__Challenge 1__: Transcribe the rows below, from the first one through the row that contains "112, 124, 117)", inclusive.
--------------------
Date: Thu, 01 Jul 2010 13:53:31 -0700	[thread overview]
Message-ID: <87vd8yj54k.fsf@gmail.com> (raw)
In-Reply-To: <4C2BFF20.50706@gmail.com> (Torsten Wagner's message of "Thu, 01 Jul 2010 11:36:16 +0900")

Hi Torsten,

I love the idea of a "Babel for dummies" manual, and I'm an even bigger
fan of the manual being produced by user's of Babel (i.e. not myself).
I'll be more than happy to support this effort in any way.

Also, the beta-testing role you mention could be extremely helpful.  In
the absence of a comprehensive test suite it can be hard for Dan and I
to exhaustively check new features against all of the possible languages
and header argument combinations.  A filter of language-savvy users
exercising new Org-babel changes could very likely save the "Every day"
babel user (is there such a thing?) from many headaches.  Maybe
something like a sandbox-babel branch of the git repository would be
appropriate as a testing ground for new Babel commits.

That said the rate at which Babel is currently being developed is not
sustainable (at least not if I'm doing all of the development), and the
number of daily changes should drop dramatically in the next couple of
weeks.  So such a group may find itself without much work to do in the
not to distant future -- not that that would necessarily be a bad thing.

Thanks! -- Eric

Torsten Wagner <torsten.wagner@gmail.com> writes:

> Hi,
>
> many thanks for the nice thoughts and posts.
> To sum up, I think it might not be easy to remove parts of org-babel
> since it is difficult to determine and a highly personal decision to
> define what is important and what is unimportant.
>
> Nevertheless Carten and Eric pointed out that the overhelming feature
> set of org-babel, the fact that you could achive the same thing in
> different ways and the missing of a "org-babel for dummies" might be a
> problem for new org-babel users as well as for infrequent users.
>
> Recently org-mode got his "org-mode for dummies" short manual. I guess
> in the case of org-babel it might make more sense to create rather
> typical examples for particular languages. This manuals could consist of
> a typical example and of a template for this example which makes it easy
> for beginners to fill in there own code and text.
--------------------
__Challenge 2__: Restate word for word the part of the email above between "babel user (is" and "a bad thing.", inclusive.
--------------------
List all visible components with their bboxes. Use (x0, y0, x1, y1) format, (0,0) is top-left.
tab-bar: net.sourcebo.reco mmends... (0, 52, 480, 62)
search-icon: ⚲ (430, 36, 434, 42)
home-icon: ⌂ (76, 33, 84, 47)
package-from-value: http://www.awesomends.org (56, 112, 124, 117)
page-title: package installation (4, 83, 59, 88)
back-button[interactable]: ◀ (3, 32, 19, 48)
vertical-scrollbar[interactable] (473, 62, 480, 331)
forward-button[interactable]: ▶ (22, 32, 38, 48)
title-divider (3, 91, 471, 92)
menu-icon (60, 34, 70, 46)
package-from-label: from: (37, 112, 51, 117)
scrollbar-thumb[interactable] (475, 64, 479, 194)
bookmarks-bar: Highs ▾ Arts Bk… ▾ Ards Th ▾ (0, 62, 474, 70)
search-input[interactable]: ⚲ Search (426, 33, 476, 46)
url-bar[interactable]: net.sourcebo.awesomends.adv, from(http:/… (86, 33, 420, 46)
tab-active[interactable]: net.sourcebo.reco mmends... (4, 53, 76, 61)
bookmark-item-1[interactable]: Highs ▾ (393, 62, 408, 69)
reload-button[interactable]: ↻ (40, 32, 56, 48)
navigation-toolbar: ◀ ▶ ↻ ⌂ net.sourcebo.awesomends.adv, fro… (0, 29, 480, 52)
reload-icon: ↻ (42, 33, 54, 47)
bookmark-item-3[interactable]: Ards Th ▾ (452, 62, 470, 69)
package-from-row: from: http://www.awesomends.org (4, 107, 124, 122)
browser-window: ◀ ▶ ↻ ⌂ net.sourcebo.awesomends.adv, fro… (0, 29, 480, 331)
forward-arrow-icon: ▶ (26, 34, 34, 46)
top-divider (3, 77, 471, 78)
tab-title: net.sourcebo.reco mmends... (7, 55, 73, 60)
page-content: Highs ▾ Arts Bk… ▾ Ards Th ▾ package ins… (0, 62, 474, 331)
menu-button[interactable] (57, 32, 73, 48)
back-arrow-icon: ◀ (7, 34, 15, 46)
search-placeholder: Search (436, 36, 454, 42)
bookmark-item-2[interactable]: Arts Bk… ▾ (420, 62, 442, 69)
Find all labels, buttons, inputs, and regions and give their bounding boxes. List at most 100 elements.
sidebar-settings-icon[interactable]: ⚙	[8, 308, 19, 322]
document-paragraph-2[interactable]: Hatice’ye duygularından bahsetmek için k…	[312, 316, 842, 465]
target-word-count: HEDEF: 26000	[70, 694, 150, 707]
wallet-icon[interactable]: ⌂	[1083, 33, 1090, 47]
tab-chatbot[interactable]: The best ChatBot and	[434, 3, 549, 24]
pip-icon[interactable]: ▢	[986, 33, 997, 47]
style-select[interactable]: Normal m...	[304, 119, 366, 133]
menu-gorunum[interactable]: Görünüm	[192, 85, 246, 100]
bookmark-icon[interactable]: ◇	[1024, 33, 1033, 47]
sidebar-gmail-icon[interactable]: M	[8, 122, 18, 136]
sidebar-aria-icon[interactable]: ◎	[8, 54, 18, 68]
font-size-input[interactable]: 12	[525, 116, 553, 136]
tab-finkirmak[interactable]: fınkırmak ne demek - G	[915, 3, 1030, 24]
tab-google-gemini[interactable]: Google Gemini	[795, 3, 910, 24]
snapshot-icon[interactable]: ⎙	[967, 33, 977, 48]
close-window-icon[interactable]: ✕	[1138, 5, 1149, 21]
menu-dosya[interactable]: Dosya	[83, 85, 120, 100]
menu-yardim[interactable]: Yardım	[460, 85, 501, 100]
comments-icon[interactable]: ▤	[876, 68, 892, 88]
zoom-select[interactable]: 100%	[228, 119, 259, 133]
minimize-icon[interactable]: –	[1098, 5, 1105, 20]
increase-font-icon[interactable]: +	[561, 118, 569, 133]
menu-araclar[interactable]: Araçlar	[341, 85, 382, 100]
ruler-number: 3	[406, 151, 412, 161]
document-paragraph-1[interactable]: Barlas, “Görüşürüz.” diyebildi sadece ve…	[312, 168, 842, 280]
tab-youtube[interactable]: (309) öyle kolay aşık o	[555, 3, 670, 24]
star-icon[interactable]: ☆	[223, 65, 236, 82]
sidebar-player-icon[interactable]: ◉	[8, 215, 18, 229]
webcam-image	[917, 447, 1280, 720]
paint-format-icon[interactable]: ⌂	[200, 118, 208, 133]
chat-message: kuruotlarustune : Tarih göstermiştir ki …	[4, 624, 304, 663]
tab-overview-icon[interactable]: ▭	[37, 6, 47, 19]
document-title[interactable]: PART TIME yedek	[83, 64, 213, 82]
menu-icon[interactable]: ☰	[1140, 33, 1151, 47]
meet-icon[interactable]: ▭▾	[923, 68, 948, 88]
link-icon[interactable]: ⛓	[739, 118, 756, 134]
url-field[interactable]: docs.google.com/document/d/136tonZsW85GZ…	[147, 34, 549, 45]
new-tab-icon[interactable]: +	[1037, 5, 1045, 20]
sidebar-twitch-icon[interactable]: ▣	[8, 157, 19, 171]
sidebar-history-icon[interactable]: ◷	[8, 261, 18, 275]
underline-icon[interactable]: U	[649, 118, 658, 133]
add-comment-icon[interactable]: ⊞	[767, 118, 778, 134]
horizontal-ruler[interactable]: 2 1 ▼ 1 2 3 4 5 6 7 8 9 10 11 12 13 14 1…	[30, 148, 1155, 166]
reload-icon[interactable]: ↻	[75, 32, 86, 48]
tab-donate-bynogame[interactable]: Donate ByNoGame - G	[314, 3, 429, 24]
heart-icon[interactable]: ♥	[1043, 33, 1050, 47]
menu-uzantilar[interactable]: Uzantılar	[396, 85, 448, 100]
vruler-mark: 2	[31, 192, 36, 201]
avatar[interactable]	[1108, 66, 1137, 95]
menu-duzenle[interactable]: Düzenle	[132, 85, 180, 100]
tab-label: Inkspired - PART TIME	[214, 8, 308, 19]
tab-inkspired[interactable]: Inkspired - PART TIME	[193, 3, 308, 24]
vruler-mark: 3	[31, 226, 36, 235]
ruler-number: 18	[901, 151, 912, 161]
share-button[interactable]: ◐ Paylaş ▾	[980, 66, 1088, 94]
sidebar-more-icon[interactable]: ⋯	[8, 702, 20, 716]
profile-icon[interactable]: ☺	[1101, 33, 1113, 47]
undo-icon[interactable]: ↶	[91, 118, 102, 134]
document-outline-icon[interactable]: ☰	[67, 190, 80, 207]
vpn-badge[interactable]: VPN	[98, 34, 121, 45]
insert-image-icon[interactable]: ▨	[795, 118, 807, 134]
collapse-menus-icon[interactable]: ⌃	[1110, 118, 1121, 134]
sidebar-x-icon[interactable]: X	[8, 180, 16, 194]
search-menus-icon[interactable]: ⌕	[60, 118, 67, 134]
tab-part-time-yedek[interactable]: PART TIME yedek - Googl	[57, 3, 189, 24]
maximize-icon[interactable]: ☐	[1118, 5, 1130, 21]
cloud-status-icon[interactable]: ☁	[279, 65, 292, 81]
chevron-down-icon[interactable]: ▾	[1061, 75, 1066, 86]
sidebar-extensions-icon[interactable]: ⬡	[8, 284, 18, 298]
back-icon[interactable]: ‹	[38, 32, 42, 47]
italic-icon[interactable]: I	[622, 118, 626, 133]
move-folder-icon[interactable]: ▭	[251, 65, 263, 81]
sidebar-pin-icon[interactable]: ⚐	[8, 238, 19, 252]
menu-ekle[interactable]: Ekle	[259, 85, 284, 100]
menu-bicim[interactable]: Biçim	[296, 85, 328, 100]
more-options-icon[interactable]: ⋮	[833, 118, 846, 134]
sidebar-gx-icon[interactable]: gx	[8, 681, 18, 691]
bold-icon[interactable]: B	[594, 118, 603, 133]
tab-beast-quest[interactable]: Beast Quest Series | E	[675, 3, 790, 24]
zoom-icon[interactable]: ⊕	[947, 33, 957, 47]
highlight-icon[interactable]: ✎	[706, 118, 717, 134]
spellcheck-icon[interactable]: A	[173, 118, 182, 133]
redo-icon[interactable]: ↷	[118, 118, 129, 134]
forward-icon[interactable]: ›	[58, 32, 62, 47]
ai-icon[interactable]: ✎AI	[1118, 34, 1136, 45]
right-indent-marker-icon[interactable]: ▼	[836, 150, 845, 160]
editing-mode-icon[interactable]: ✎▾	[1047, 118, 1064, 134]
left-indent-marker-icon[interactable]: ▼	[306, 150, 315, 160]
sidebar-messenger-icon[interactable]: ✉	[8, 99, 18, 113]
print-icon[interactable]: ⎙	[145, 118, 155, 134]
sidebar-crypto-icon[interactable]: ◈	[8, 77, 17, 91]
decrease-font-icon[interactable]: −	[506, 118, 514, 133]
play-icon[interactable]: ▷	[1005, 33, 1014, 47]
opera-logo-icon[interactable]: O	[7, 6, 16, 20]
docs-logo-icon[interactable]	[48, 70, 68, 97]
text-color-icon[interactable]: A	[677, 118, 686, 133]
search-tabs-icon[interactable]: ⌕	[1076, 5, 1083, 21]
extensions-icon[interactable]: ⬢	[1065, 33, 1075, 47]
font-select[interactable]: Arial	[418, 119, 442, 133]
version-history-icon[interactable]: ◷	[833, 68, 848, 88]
--------------------
__Task response 1__:
List all visible components with their bboxes. Use (x0, y0, x1, y1) format, (0,0) is top-left.
tab-bar: net.sourcebo.reco mmends... (0, 52, 480, 62)
search-icon: ⚲ (430, 36, 434, 42)
home-icon: ⌂ (76, 33, 84, 47)
package-from-value: http://www.awesomends.org (56, 112, 124, 117)

__Task response 2__:
babel user (is there such a thing?) from many headaches.  Maybe
something like a sandbox-babel branch of the git repository would be
appropriate as a testing ground for new Babel commits.

That said the rate at which Babel is currently being developed is not
sustainable (at least not if I'm doing all of the development), and the
number of daily changes should drop dramatically in the next couple of
weeks.  So such a group may find itself without much work to do in the
not to distant future -- not that that would necessarily be a bad thing.